• Task brief: All of the data must be printed exactly; please include every line.

• Recorded data:
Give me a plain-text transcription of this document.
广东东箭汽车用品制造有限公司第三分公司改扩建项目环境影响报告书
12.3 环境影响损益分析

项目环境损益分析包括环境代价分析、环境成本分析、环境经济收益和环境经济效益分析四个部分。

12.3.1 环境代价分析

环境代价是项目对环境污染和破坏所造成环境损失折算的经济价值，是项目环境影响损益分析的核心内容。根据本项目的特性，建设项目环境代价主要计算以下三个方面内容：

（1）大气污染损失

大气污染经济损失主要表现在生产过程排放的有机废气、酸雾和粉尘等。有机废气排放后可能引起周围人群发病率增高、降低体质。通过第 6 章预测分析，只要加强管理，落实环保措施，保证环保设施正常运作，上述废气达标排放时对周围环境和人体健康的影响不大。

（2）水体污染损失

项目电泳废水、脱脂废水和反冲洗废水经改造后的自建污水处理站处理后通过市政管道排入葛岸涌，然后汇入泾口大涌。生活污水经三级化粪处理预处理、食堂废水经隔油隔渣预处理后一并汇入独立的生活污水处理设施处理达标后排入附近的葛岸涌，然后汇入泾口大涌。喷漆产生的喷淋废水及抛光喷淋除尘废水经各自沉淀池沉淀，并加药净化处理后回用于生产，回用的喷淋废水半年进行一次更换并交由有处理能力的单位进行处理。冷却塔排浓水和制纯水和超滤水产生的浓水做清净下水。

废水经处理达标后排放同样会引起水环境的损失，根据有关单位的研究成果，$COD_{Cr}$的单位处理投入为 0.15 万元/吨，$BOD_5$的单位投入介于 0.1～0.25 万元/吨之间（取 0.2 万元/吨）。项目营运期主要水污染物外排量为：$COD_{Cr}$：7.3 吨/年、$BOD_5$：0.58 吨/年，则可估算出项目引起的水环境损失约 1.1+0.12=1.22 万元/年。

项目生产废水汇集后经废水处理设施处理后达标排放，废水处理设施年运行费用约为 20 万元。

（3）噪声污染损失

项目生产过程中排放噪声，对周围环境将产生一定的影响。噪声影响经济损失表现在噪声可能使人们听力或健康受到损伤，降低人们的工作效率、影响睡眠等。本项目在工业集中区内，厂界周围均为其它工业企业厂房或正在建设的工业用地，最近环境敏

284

• Answer to the problem:
Give me a plain-text transcription of this document.
广东东箭汽车用品制造有限公司第三分公司改扩建项目环境影响报告书
12.3 环境影响损益分析

项目环境损益分析包括环境代价分析、环境成本分析、环境经济收益和环境经济效益分析四个部分。

12.3.1 环境代价分析

环境代价是项目对环境污染和破坏所造成环境损失折算的经济价值，是项目环境影响损益分析的核心内容。根据本项目的特性，建设项目环境代价主要计算以下三个方面内容：

（1）大气污染损失

大气污染经济损失主要表现在生产过程排放的有机废气、酸雾和粉尘等。有机废气排放后可能引起周围人群发病率增高、降低体质。通过第 6 章预测分析，只要加强管理，落实环保措施，保证环保设施正常运作，上述废气达标排放时对周围环境和人体健康的影响不大。

（2）水体污染损失

项目电泳废水、脱脂废水和反冲洗废水经改造后的自建污水处理站处理后通过市政管道排入葛岸涌，然后汇入泾口大涌。生活污水经三级化粪处理预处理、食堂废水经隔油隔渣预处理后一并汇入独立的生活污水处理设施处理达标后排入附近的葛岸涌，然后汇入泾口大涌。喷漆产生的喷淋废水及抛光喷淋除尘废水经各自沉淀池沉淀，并加药净化处理后回用于生产，回用的喷淋废水半年进行一次更换并交由有处理能力的单位进行处理。冷却塔排浓水和制纯水和超滤水产生的浓水做清净下水。

废水经处理达标后排放同样会引起水环境的损失，根据有关单位的研究成果，$COD_{Cr}$的单位处理投入为 0.15 万元/吨，$BOD_5$的单位投入介于 0.1～0.25 万元/吨之间（取 0.2 万元/吨）。项目营运期主要水污染物外排量为：$COD_{Cr}$：7.3 吨/年、$BOD_5$：0.58 吨/年，则可估算出项目引起的水环境损失约 1.1+0.12=1.22 万元/年。

项目生产废水汇集后经废水处理设施处理后达标排放，废水处理设施年运行费用约为 20 万元。

（3）噪声污染损失

项目生产过程中排放噪声，对周围环境将产生一定的影响。噪声影响经济损失表现在噪声可能使人们听力或健康受到损伤，降低人们的工作效率、影响睡眠等。本项目在工业集中区内，厂界周围均为其它工业企业厂房或正在建设的工业用地，最近环境敏

284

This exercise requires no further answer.